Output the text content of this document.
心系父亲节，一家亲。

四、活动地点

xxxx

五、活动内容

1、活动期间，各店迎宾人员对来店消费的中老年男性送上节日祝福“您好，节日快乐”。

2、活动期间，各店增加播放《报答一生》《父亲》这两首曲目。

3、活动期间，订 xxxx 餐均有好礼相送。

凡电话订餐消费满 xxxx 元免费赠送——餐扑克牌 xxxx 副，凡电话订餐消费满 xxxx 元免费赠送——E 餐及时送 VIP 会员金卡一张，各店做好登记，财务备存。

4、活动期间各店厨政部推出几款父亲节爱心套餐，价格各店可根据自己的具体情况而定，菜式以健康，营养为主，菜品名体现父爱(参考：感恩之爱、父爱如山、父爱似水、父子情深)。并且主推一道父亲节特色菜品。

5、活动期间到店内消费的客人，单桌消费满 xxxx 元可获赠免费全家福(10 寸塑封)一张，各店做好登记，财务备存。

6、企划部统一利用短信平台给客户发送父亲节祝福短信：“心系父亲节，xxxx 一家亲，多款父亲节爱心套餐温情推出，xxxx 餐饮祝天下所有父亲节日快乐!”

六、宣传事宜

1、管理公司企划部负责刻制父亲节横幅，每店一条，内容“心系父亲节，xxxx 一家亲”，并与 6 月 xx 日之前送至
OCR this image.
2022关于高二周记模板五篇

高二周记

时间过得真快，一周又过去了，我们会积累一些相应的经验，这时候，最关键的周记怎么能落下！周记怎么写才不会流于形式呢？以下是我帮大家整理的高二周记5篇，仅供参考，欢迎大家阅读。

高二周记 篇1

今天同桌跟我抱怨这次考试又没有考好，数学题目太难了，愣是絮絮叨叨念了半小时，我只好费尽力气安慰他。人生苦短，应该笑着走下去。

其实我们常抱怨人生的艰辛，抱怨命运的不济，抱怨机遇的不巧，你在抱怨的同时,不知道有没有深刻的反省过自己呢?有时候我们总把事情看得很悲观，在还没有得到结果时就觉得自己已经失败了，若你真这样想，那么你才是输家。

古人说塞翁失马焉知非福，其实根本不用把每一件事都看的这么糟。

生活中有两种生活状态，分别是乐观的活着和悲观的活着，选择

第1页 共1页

· · · ·

:: Set problem ::
Repeat, exactly and only, the lines above from the one containing "OCR this image." through the end of the material.

:: Result ::
OCR this image.
2022关于高二周记模板五篇

高二周记

时间过得真快，一周又过去了，我们会积累一些相应的经验，这时候，最关键的周记怎么能落下！周记怎么写才不会流于形式呢？以下是我帮大家整理的高二周记5篇，仅供参考，欢迎大家阅读。

高二周记 篇1

今天同桌跟我抱怨这次考试又没有考好，数学题目太难了，愣是絮絮叨叨念了半小时，我只好费尽力气安慰他。人生苦短，应该笑着走下去。

其实我们常抱怨人生的艰辛，抱怨命运的不济，抱怨机遇的不巧，你在抱怨的同时,不知道有没有深刻的反省过自己呢?有时候我们总把事情看得很悲观，在还没有得到结果时就觉得自己已经失败了，若你真这样想，那么你才是输家。

古人说塞翁失马焉知非福，其实根本不用把每一件事都看的这么糟。

生活中有两种生活状态，分别是乐观的活着和悲观的活着，选择

第1页 共1页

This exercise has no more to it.